## [Directions]
Find the lines containing the word "xlabel" and copy every one of them.

## [Extracted entries]
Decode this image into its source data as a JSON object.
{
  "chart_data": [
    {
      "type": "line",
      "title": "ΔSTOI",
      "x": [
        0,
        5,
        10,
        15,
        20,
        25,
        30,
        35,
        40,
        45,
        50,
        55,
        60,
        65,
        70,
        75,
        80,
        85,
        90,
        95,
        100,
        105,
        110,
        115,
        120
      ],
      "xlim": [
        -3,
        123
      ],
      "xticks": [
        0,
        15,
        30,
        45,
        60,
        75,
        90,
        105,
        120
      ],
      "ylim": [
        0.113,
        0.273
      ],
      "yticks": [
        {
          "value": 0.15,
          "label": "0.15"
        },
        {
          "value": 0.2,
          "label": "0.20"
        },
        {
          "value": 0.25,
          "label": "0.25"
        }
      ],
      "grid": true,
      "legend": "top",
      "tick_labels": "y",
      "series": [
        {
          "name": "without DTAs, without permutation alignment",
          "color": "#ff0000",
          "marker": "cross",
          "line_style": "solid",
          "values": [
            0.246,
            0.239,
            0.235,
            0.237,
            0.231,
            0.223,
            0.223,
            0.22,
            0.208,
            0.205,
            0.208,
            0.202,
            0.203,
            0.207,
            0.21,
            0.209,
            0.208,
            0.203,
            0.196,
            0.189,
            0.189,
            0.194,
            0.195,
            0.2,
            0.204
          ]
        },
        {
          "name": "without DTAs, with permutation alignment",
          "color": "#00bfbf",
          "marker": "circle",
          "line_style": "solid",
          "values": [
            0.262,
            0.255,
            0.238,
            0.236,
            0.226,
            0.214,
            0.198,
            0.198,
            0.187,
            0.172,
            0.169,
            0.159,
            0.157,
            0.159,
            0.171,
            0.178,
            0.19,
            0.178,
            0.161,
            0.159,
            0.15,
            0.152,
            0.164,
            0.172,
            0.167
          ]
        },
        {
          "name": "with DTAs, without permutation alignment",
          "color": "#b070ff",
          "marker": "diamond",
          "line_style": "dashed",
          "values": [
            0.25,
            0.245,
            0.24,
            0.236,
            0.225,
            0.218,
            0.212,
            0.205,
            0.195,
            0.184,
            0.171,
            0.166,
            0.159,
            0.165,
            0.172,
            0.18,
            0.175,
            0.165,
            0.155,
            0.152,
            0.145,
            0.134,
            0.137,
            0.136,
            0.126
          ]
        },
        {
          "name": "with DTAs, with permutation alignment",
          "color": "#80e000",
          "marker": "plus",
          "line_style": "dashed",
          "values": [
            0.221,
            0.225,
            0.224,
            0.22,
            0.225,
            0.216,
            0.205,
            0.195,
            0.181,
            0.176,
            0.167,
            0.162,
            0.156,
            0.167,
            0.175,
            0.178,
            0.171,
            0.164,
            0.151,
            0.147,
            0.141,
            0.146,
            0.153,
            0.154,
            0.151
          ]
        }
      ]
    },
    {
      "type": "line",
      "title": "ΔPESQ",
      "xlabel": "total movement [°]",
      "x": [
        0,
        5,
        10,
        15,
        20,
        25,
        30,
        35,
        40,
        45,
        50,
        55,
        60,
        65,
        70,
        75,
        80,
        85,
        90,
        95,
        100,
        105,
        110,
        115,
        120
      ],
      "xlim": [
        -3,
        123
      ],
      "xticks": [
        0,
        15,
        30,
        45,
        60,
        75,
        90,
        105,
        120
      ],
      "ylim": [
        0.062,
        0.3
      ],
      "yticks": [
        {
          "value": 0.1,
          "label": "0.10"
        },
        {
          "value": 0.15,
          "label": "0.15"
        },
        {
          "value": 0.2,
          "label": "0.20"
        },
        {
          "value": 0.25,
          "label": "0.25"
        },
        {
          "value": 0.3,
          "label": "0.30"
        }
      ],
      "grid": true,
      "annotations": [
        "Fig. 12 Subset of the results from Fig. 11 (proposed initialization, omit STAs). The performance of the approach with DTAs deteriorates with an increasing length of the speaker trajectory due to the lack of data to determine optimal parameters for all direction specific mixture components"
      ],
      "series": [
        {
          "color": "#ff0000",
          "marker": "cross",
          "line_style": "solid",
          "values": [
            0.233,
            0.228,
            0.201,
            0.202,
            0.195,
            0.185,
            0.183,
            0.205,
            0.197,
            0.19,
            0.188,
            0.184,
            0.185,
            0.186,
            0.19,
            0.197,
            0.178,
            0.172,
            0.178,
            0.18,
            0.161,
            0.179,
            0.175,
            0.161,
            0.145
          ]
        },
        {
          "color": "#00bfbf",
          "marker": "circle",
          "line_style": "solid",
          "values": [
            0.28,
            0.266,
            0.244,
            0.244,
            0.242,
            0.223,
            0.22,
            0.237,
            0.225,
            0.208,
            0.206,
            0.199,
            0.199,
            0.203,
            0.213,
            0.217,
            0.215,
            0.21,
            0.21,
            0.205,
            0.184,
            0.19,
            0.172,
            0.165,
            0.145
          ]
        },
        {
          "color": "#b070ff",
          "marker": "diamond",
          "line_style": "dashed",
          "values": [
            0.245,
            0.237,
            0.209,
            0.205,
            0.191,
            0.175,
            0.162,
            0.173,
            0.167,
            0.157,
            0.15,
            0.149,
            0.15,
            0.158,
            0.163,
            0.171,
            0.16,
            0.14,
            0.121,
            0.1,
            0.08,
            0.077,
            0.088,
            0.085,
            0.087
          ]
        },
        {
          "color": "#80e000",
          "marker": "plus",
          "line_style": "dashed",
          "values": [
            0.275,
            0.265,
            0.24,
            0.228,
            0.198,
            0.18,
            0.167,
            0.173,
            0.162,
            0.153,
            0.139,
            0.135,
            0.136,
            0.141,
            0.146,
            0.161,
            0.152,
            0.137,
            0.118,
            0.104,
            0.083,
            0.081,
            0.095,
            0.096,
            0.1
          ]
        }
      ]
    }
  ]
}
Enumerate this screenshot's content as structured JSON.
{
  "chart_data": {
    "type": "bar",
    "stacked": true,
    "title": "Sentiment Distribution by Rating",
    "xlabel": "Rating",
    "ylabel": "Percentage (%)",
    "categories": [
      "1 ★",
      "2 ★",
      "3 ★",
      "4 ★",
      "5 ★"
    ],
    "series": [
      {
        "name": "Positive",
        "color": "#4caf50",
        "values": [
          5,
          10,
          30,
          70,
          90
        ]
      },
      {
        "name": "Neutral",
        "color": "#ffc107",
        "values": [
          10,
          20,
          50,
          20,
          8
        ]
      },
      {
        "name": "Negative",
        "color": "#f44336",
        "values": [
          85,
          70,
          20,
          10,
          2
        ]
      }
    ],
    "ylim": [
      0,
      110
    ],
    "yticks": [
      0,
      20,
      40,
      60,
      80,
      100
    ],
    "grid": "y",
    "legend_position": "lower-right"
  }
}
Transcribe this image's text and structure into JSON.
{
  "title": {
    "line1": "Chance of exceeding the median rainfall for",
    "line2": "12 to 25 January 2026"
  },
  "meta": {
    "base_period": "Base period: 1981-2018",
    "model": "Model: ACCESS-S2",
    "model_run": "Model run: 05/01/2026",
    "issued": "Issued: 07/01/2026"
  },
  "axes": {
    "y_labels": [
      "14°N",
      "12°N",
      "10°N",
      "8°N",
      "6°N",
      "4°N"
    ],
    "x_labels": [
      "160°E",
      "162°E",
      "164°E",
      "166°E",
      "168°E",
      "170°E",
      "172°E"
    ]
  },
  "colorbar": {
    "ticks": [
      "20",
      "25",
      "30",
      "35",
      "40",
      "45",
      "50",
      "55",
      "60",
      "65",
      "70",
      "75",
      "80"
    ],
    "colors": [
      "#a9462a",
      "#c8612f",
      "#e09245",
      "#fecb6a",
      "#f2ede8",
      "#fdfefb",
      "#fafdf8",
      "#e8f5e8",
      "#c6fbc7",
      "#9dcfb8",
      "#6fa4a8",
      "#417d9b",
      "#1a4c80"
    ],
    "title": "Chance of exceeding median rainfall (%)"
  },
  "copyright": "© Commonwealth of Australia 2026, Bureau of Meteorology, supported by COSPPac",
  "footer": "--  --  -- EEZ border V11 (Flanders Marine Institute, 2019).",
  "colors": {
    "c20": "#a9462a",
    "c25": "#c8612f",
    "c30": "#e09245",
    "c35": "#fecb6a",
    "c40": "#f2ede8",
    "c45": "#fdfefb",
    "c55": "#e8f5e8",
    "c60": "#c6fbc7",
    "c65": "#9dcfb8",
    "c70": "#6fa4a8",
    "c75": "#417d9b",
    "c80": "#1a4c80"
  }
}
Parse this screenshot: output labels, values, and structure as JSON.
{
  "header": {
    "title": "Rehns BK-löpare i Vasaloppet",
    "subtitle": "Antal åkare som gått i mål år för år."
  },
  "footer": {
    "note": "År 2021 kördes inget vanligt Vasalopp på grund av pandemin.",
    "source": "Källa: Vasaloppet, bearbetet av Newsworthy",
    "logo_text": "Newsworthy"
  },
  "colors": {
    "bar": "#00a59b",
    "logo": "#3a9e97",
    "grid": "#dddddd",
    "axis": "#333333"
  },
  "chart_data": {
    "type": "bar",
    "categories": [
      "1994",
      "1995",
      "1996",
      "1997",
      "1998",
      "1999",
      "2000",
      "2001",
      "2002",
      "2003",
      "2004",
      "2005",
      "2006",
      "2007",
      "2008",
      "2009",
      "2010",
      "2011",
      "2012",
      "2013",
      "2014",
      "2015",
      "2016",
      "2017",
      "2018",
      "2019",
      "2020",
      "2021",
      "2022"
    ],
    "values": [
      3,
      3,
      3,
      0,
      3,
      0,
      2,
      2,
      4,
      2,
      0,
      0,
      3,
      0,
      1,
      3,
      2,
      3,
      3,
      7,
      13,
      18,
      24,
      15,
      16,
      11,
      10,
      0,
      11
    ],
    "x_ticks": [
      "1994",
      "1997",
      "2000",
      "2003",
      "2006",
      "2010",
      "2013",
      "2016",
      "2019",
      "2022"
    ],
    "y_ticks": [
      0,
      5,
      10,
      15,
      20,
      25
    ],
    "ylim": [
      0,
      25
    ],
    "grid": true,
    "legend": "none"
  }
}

## [Answer to this exercise]
      "xlabel": "total movement [°]",
    "xlabel": "Rating",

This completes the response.